■ WHAT IS BEING ASKED ■
Each line containing the word "color" needs to be copied.

■ PROVIDED RECORDS ■
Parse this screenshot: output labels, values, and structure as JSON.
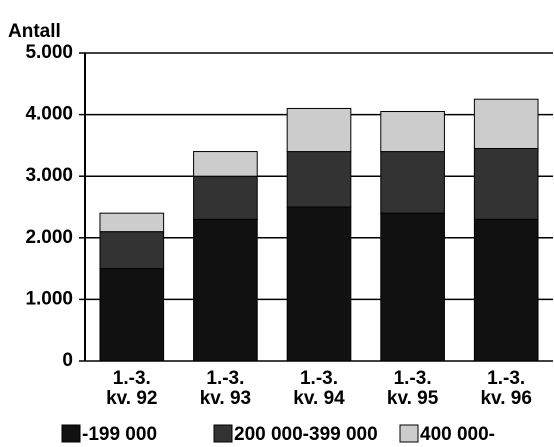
{
  "chart_data": {
    "type": "stacked_bar",
    "y_label": "Antall",
    "categories": [
      [
        "1.-3.",
        "kv. 92"
      ],
      [
        "1.-3.",
        "kv. 93"
      ],
      [
        "1.-3.",
        "kv. 94"
      ],
      [
        "1.-3.",
        "kv. 95"
      ],
      [
        "1.-3.",
        "kv. 96"
      ]
    ],
    "series": [
      {
        "name": "-199 000",
        "color": "#111111",
        "values": [
          1500,
          2300,
          2500,
          2400,
          2300
        ]
      },
      {
        "name": "200 000-399 000",
        "color": "#333333",
        "values": [
          600,
          700,
          900,
          1000,
          1150
        ]
      },
      {
        "name": "400 000-",
        "color": "#cccccc",
        "values": [
          300,
          400,
          700,
          650,
          800
        ]
      }
    ],
    "ylim": [
      0,
      5000
    ],
    "yticks": [
      0,
      {
        "value": 1000,
        "label": "1.000"
      },
      {
        "value": 2000,
        "label": "2.000"
      },
      {
        "value": 3000,
        "label": "3.000"
      },
      {
        "value": 4000,
        "label": "4.000"
      },
      {
        "value": 5000,
        "label": "5.000"
      }
    ],
    "grid": true
  }
}
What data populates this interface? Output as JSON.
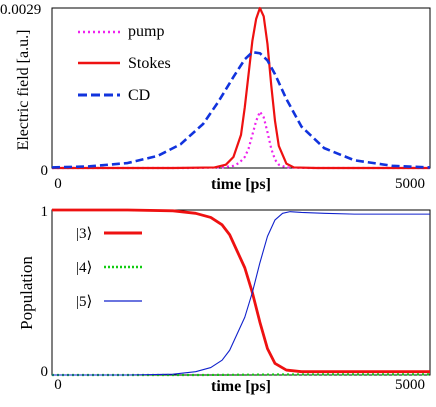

■ RESULT OF THIS EXERCISE ■
        "color": "#111111",
        "color": "#333333",
        "color": "#cccccc",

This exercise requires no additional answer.